» EXERCISE
Filter the records below down to lines containing "label".

──────── DATA SHOWN ────────

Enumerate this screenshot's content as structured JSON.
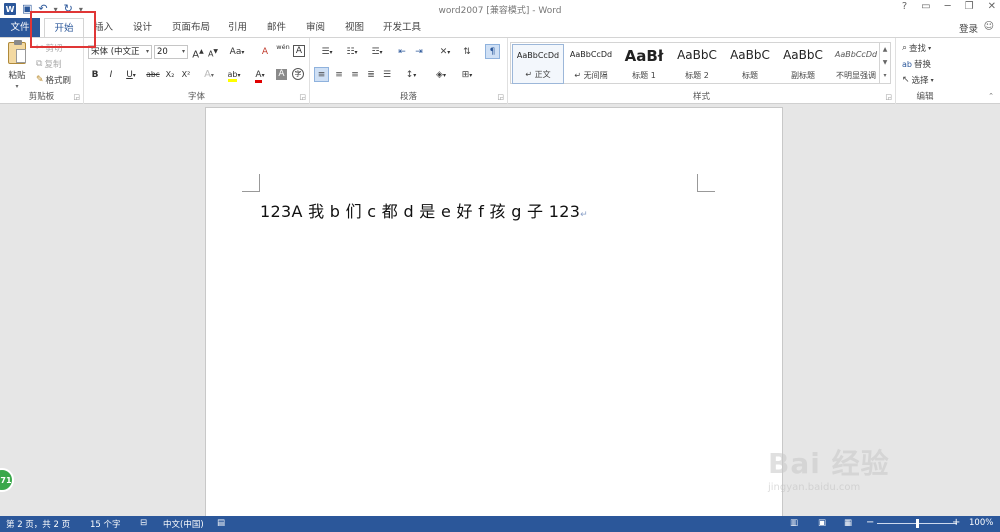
{
  "title_bar": {
    "title": "word2007 [兼容模式] - Word",
    "word_logo": "W",
    "qat_icons": [
      "save-icon",
      "undo-icon",
      "redo-icon",
      "customize-icon"
    ],
    "help": "?",
    "win_controls": [
      "ribbon-display-icon",
      "minimize-icon",
      "restore-icon",
      "close-icon"
    ]
  },
  "tabs": {
    "file": "文件",
    "items": [
      "开始",
      "插入",
      "设计",
      "页面布局",
      "引用",
      "邮件",
      "审阅",
      "视图",
      "开发工具"
    ],
    "active_index": 0,
    "login": "登录"
  },
  "ribbon": {
    "clipboard": {
      "paste": "粘贴",
      "cut": "剪切",
      "copy": "复制",
      "format_painter": "格式刷",
      "label": "剪贴板"
    },
    "font": {
      "font_name": "宋体 (中文正",
      "font_size": "20",
      "grow": "A",
      "shrink": "A",
      "case": "Aa",
      "clear": "A",
      "phonetic": "wén",
      "border_char": "A",
      "bold": "B",
      "italic": "I",
      "underline": "U",
      "strike": "abc",
      "subscript": "X₂",
      "superscript": "X²",
      "text_effect": "A",
      "highlight": "ab",
      "font_color": "A",
      "char_shading": "A",
      "enclose": "字",
      "label": "字体"
    },
    "paragraph": {
      "label": "段落"
    },
    "styles": {
      "label": "样式",
      "items": [
        {
          "sample": "AaBbCcDd",
          "name": "正文"
        },
        {
          "sample": "AaBbCcDd",
          "name": "无间隔"
        },
        {
          "sample": "AaBł",
          "name": "标题 1"
        },
        {
          "sample": "AaBbC",
          "name": "标题 2"
        },
        {
          "sample": "AaBbC",
          "name": "标题"
        },
        {
          "sample": "AaBbC",
          "name": "副标题"
        },
        {
          "sample": "AaBbCcDd",
          "name": "不明显强调"
        }
      ]
    },
    "editing": {
      "find": "查找",
      "replace": "替换",
      "select": "选择",
      "label": "编辑"
    }
  },
  "document": {
    "text": "123A 我 b 们 c 都 d 是 e 好 f 孩 g 子 123",
    "para_mark": "↵"
  },
  "watermark": {
    "main": "Bai 经验",
    "sub": "jingyan.baidu.com"
  },
  "badge": "71",
  "status": {
    "page": "第 2 页，共 2 页",
    "words": "15 个字",
    "language": "中文(中国)",
    "zoom": "100%",
    "zoom_minus": "−",
    "zoom_plus": "+",
    "zoom_fraction": 0.5
  },
  "colors": {
    "brand": "#2b579a",
    "highlight_box": "#e03636",
    "font_color_bar": "#e00000",
    "highlight_bar": "#ffff00"
  }
}
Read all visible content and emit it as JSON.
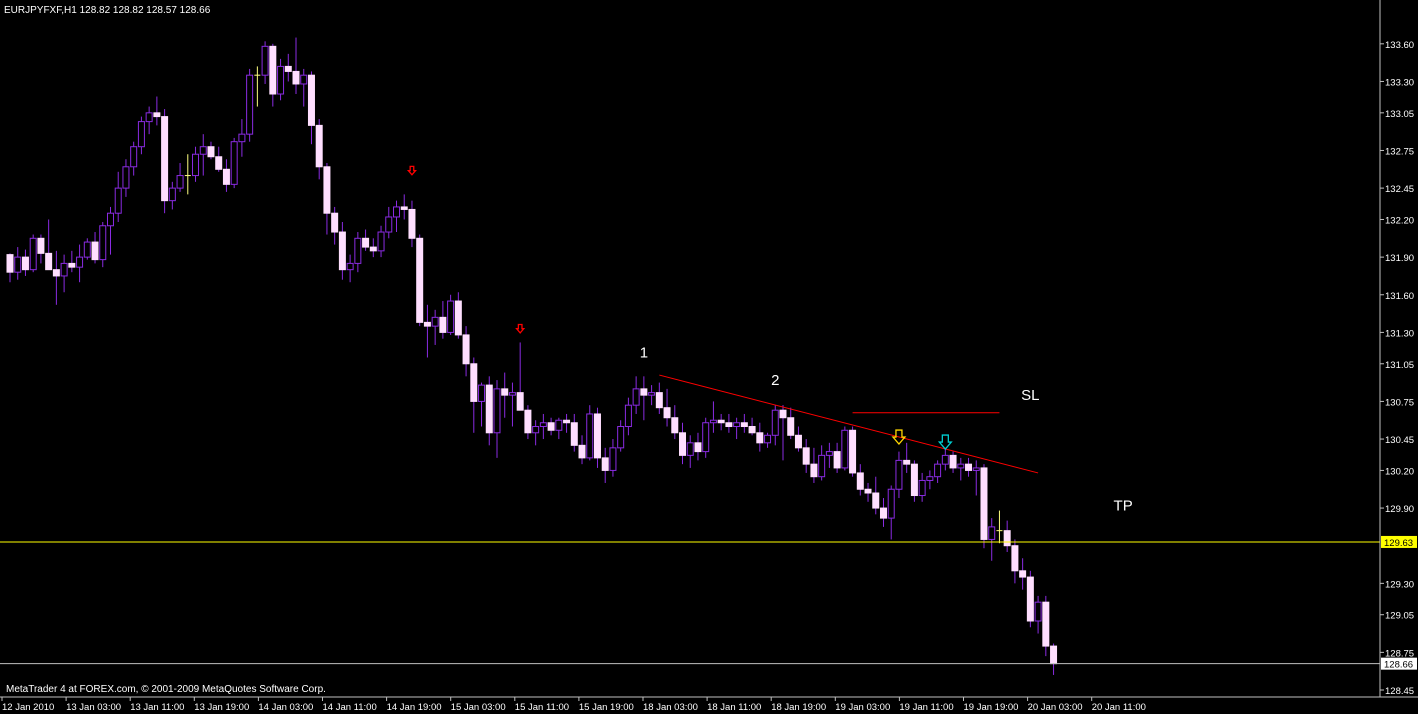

────────

» SOLUTION FOR THIS PROBLEM
      "label": "剪贴板"
      "label": "字体"
      "label": "段落"
      "label": "样式",
      "label": "编辑"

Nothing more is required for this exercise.